**EXERCISE OBJECTIVE**
Quote the whole listing verbatim.
>> BEGIN DATA LISTING
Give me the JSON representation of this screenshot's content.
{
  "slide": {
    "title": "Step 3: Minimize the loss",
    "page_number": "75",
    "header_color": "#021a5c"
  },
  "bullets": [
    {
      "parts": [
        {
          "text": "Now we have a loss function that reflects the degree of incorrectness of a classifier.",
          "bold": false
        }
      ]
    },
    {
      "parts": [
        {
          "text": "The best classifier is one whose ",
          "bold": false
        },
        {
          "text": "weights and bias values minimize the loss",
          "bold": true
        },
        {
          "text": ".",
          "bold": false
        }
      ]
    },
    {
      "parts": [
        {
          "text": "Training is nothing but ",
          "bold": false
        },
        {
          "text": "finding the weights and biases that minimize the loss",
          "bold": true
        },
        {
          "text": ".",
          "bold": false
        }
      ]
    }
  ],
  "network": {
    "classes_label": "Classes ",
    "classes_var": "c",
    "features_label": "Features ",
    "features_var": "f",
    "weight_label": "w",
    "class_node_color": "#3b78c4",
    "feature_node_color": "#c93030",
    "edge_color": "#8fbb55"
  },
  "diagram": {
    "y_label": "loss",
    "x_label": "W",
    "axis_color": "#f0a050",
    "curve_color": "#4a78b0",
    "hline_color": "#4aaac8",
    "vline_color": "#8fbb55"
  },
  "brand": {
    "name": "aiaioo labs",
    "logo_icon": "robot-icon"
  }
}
>> END DATA LISTING
**TASK SOLUTION**
Give me the JSON representation of this screenshot's content.
{
  "slide": {
    "title": "Step 3: Minimize the loss",
    "page_number": "75",
    "header_color": "#021a5c"
  },
  "bullets": [
    {
      "parts": [
        {
          "text": "Now we have a loss function that reflects the degree of incorrectness of a classifier.",
          "bold": false
        }
      ]
    },
    {
      "parts": [
        {
          "text": "The best classifier is one whose ",
          "bold": false
        },
        {
          "text": "weights and bias values minimize the loss",
          "bold": true
        },
        {
          "text": ".",
          "bold": false
        }
      ]
    },
    {
      "parts": [
        {
          "text": "Training is nothing but ",
          "bold": false
        },
        {
          "text": "finding the weights and biases that minimize the loss",
          "bold": true
        },
        {
          "text": ".",
          "bold": false
        }
      ]
    }
  ],
  "network": {
    "classes_label": "Classes ",
    "classes_var": "c",
    "features_label": "Features ",
    "features_var": "f",
    "weight_label": "w",
    "class_node_color": "#3b78c4",
    "feature_node_color": "#c93030",
    "edge_color": "#8fbb55"
  },
  "diagram": {
    "y_label": "loss",
    "x_label": "W",
    "axis_color": "#f0a050",
    "curve_color": "#4a78b0",
    "hline_color": "#4aaac8",
    "vline_color": "#8fbb55"
  },
  "brand": {
    "name": "aiaioo labs",
    "logo_icon": "robot-icon"
  }
}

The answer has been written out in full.